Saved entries
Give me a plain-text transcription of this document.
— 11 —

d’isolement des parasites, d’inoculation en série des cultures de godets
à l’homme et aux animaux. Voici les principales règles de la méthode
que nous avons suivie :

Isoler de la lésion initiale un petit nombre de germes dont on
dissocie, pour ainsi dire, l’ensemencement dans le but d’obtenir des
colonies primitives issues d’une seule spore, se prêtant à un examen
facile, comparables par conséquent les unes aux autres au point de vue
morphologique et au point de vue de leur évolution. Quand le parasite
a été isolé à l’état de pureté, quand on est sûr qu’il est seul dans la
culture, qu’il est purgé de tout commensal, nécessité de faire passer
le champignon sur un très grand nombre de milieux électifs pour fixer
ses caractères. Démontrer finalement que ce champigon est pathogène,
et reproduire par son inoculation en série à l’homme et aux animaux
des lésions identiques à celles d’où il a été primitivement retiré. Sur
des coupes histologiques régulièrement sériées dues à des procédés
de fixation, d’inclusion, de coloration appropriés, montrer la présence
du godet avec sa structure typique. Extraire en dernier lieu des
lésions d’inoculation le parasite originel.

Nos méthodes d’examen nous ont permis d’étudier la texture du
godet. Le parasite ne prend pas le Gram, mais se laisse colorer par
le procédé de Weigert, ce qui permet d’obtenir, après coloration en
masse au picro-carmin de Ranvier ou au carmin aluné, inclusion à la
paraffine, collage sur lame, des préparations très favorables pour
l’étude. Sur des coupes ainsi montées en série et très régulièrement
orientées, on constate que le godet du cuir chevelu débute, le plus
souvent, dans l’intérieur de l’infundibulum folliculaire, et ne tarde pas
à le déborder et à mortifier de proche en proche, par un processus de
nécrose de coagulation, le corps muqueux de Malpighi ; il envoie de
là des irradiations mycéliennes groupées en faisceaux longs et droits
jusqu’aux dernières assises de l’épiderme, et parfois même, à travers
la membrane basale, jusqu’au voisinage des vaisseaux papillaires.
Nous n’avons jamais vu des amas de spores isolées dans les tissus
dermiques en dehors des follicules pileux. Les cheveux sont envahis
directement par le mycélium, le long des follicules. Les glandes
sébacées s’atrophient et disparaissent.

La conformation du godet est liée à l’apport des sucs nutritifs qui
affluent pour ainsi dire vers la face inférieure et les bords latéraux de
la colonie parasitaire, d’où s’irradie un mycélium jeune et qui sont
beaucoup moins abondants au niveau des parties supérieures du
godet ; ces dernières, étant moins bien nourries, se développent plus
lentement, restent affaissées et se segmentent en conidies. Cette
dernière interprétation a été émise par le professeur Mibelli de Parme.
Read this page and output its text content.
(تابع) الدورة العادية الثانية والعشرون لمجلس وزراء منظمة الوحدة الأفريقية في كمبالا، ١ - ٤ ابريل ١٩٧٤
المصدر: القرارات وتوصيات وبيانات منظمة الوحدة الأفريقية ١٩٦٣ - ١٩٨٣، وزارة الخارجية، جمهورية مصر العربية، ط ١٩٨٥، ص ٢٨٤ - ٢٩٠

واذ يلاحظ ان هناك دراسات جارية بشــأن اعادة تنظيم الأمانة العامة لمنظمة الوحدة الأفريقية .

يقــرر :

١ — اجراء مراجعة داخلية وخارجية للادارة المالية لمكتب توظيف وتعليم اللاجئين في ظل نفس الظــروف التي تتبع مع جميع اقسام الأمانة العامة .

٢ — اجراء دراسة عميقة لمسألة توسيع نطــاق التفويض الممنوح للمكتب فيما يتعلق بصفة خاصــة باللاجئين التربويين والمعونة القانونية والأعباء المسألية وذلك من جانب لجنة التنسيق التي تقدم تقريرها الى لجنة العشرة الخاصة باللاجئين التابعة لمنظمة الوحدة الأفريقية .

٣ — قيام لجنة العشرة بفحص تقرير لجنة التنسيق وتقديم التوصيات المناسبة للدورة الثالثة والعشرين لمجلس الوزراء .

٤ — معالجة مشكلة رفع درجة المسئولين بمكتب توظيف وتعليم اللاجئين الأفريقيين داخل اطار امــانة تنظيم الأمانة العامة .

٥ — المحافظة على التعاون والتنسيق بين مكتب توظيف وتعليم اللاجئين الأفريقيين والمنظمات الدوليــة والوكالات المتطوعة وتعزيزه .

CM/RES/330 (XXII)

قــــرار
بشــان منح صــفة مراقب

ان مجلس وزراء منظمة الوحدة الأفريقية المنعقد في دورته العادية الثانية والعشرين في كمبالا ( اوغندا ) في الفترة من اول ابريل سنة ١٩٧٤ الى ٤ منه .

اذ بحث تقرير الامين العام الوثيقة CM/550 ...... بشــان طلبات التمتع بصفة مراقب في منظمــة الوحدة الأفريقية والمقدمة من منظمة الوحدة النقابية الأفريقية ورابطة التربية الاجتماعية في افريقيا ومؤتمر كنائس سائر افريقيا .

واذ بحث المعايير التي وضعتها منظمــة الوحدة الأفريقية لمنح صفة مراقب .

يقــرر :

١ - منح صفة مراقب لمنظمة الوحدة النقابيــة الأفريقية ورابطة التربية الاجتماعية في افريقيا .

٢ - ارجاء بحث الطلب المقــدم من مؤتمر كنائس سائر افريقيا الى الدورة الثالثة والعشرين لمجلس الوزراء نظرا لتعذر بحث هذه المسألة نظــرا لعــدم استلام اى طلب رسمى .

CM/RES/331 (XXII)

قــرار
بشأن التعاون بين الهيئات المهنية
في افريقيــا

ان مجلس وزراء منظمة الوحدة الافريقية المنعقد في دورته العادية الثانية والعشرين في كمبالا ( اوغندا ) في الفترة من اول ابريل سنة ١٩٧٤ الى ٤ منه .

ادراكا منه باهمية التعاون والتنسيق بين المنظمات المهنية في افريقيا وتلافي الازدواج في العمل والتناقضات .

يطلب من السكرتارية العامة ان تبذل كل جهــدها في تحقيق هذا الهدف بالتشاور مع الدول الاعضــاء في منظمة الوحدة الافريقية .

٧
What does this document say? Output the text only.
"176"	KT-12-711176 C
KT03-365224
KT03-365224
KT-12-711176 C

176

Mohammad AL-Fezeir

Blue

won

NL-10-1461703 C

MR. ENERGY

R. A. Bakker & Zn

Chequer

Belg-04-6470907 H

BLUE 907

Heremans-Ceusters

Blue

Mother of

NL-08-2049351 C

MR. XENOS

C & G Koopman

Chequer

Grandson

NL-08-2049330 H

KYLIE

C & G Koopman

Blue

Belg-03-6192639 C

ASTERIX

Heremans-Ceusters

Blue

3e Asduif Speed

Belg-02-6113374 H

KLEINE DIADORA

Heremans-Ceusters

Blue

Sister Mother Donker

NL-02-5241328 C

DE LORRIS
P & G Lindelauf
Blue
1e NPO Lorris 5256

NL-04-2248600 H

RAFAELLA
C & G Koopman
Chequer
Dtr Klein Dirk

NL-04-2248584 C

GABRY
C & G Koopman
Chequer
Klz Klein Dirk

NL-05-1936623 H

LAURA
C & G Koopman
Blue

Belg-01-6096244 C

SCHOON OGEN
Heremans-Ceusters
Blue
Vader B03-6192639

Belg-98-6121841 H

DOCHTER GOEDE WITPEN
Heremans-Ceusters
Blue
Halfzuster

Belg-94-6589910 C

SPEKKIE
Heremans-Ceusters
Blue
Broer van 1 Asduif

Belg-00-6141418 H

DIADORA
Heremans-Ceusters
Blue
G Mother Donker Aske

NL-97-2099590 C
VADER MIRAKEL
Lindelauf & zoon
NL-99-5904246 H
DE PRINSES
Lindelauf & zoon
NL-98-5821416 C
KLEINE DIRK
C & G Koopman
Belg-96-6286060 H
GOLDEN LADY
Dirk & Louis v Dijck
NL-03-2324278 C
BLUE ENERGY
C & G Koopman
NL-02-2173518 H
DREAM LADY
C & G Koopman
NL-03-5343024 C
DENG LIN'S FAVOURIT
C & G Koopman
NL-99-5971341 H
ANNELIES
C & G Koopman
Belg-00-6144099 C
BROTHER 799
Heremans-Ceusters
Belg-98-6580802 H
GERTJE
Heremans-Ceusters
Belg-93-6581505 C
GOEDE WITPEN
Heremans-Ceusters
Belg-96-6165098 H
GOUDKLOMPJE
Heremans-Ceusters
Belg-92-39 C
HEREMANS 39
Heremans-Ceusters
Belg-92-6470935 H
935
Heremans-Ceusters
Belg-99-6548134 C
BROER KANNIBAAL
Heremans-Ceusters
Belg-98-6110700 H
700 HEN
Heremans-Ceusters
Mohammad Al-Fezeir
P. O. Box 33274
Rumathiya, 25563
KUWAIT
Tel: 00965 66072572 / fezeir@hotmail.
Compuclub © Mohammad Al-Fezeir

GIVEN INSTRUCTION | Give again, word for word, every line from the one holding "What does this" to the end of the data.

OUTPUT FOR THIS EXERCISE |
What does this document say? Output the text only.
"176"	KT-12-711176 C
KT03-365224
KT03-365224
KT-12-711176 C

176

Mohammad AL-Fezeir

Blue

won

NL-10-1461703 C

MR. ENERGY

R. A. Bakker & Zn

Chequer

Belg-04-6470907 H

BLUE 907

Heremans-Ceusters

Blue

Mother of

NL-08-2049351 C

MR. XENOS

C & G Koopman

Chequer

Grandson

NL-08-2049330 H

KYLIE

C & G Koopman

Blue

Belg-03-6192639 C

ASTERIX

Heremans-Ceusters

Blue

3e Asduif Speed

Belg-02-6113374 H

KLEINE DIADORA

Heremans-Ceusters

Blue

Sister Mother Donker

NL-02-5241328 C

DE LORRIS
P & G Lindelauf
Blue
1e NPO Lorris 5256

NL-04-2248600 H

RAFAELLA
C & G Koopman
Chequer
Dtr Klein Dirk

NL-04-2248584 C

GABRY
C & G Koopman
Chequer
Klz Klein Dirk

NL-05-1936623 H

LAURA
C & G Koopman
Blue

Belg-01-6096244 C

SCHOON OGEN
Heremans-Ceusters
Blue
Vader B03-6192639

Belg-98-6121841 H

DOCHTER GOEDE WITPEN
Heremans-Ceusters
Blue
Halfzuster

Belg-94-6589910 C

SPEKKIE
Heremans-Ceusters
Blue
Broer van 1 Asduif

Belg-00-6141418 H

DIADORA
Heremans-Ceusters
Blue
G Mother Donker Aske

NL-97-2099590 C
VADER MIRAKEL
Lindelauf & zoon
NL-99-5904246 H
DE PRINSES
Lindelauf & zoon
NL-98-5821416 C
KLEINE DIRK
C & G Koopman
Belg-96-6286060 H
GOLDEN LADY
Dirk & Louis v Dijck
NL-03-2324278 C
BLUE ENERGY
C & G Koopman
NL-02-2173518 H
DREAM LADY
C & G Koopman
NL-03-5343024 C
DENG LIN'S FAVOURIT
C & G Koopman
NL-99-5971341 H
ANNELIES
C & G Koopman
Belg-00-6144099 C
BROTHER 799
Heremans-Ceusters
Belg-98-6580802 H
GERTJE
Heremans-Ceusters
Belg-93-6581505 C
GOEDE WITPEN
Heremans-Ceusters
Belg-96-6165098 H
GOUDKLOMPJE
Heremans-Ceusters
Belg-92-39 C
HEREMANS 39
Heremans-Ceusters
Belg-92-6470935 H
935
Heremans-Ceusters
Belg-99-6548134 C
BROER KANNIBAAL
Heremans-Ceusters
Belg-98-6110700 H
700 HEN
Heremans-Ceusters
Mohammad Al-Fezeir
P. O. Box 33274
Rumathiya, 25563
KUWAIT
Tel: 00965 66072572 / fezeir@hotmail.
Compuclub © Mohammad Al-Fezeir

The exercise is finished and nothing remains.